(REQUIRED TASK):
Compile every line that includes the word "être".

-- BEGIN EXTRACTED INFORMATION --

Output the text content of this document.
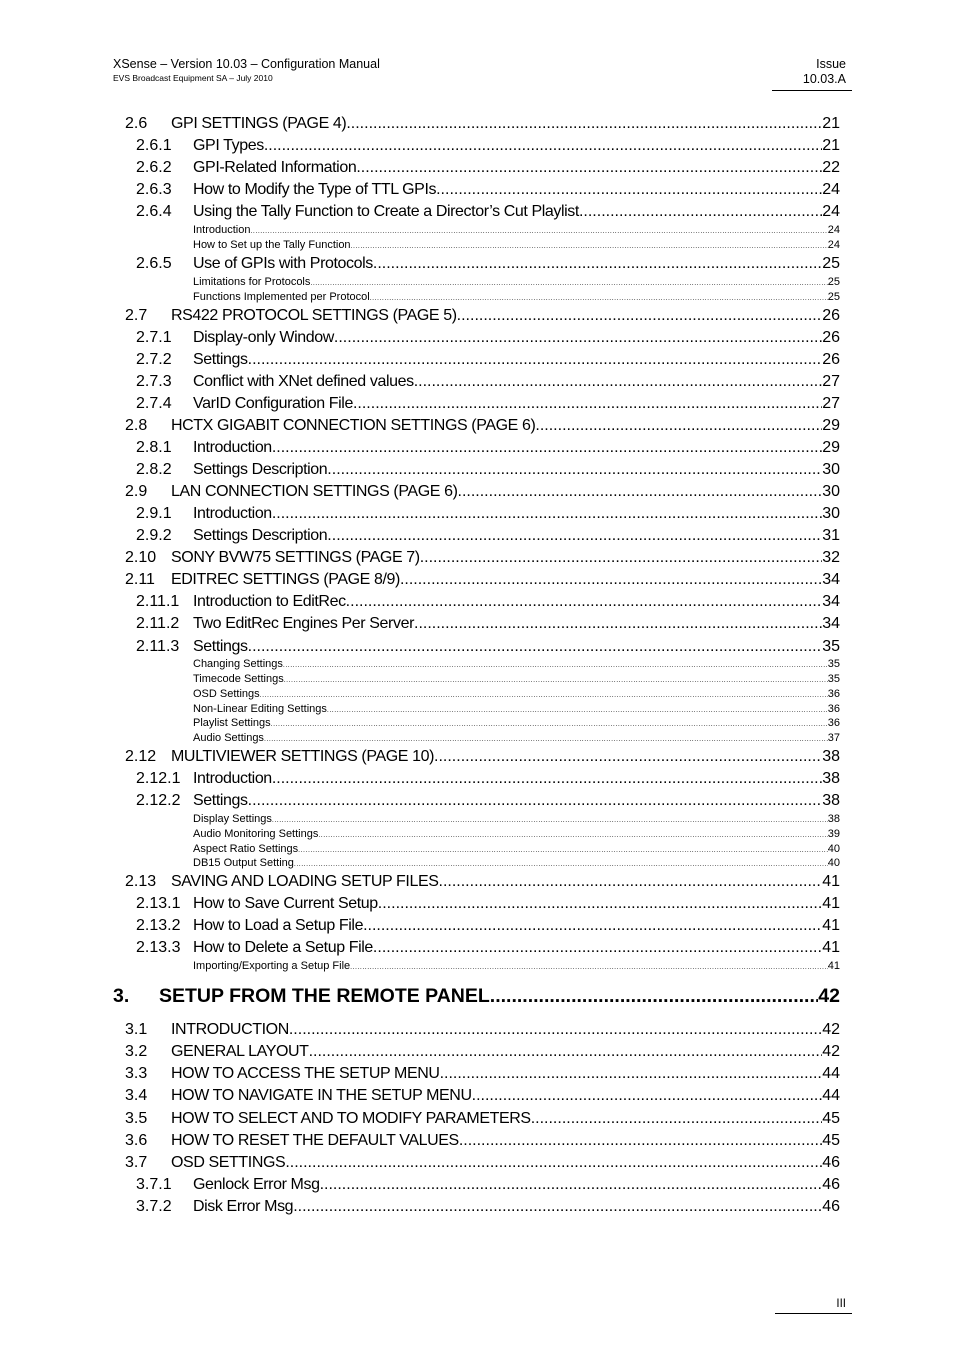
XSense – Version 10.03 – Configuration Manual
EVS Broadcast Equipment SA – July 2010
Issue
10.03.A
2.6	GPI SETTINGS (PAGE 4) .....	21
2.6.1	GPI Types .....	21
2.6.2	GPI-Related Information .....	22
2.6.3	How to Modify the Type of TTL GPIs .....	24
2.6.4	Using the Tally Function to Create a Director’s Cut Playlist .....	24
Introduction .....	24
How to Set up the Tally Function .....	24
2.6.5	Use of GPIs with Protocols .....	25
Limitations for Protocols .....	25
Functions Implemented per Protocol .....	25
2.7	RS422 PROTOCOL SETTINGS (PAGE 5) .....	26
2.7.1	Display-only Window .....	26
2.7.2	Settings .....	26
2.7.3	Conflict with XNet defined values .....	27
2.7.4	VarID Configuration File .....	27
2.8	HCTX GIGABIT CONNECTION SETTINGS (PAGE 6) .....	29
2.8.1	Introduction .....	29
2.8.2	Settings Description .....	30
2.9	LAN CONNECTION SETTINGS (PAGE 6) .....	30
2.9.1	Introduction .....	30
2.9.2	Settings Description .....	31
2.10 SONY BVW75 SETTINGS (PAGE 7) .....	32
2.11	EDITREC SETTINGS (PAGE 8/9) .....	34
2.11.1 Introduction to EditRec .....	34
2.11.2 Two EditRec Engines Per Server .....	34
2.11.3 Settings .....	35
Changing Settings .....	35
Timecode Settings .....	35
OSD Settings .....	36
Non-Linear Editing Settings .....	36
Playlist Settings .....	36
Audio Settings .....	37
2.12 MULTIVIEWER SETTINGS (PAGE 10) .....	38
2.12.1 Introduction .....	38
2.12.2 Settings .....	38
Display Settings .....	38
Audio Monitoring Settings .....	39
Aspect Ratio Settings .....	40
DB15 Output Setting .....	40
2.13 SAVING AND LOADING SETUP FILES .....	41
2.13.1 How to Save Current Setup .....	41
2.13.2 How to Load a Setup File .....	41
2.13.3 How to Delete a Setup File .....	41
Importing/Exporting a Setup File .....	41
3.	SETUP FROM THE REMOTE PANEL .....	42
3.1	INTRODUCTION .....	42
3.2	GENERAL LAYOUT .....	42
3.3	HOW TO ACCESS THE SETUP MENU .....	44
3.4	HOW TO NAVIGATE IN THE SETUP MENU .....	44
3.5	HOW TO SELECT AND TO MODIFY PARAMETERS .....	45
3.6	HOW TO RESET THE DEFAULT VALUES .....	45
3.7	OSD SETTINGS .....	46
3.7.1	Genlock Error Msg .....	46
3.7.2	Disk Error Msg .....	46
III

-- END EXTRACTED INFORMATION --
-- BEGIN EXTRACTED INFORMATION --

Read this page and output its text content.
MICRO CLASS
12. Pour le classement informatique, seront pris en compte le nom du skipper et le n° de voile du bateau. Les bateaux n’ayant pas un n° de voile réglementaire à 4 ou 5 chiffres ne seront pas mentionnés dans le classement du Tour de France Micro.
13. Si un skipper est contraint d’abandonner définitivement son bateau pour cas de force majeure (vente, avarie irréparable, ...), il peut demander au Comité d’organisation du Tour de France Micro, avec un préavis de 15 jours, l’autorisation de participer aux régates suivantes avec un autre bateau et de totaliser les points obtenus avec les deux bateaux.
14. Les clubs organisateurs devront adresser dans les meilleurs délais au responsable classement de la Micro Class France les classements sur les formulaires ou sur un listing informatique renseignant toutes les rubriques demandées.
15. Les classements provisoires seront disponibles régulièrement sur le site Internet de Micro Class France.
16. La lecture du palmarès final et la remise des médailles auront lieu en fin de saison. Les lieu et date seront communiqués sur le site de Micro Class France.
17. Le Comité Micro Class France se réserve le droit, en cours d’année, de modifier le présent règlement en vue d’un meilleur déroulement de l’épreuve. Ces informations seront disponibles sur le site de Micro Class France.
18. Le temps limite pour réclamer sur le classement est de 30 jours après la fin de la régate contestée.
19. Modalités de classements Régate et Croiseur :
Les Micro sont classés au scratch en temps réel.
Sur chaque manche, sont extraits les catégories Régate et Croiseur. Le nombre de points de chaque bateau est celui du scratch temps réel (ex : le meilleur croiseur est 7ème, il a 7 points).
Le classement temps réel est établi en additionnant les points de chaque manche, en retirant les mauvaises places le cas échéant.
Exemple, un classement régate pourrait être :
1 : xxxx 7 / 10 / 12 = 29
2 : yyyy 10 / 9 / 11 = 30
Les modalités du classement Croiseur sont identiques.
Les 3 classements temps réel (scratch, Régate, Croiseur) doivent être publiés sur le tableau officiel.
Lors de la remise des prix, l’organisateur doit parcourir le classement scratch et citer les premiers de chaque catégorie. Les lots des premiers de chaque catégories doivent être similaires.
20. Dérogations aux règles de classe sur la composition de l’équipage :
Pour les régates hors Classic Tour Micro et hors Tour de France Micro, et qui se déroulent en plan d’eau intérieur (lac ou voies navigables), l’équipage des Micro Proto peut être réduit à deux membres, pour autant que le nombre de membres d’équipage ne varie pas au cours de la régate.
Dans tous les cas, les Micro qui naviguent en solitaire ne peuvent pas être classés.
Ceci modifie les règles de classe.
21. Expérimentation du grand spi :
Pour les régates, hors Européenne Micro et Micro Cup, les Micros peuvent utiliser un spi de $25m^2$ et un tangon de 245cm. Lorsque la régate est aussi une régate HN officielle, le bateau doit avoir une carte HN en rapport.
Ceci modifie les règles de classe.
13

-- END EXTRACTED INFORMATION --

(SOLVED PROBLEM):
Exemple, un classement régate pourrait être :
Les 3 classements temps réel (scratch, Régate, Croiseur) doivent être publiés sur le tableau officiel.
Lors de la remise des prix, l’organisateur doit parcourir le classement scratch et citer les premiers de chaque catégorie. Les lots des premiers de chaque catégories doivent être similaires.
Pour les régates hors Classic Tour Micro et hors Tour de France Micro, et qui se déroulent en plan d’eau intérieur (lac ou voies navigables), l’équipage des Micro Proto peut être réduit à deux membres, pour autant que le nombre de membres d’équipage ne varie pas au cours de la régate.
Dans tous les cas, les Micro qui naviguent en solitaire ne peuvent pas être classés.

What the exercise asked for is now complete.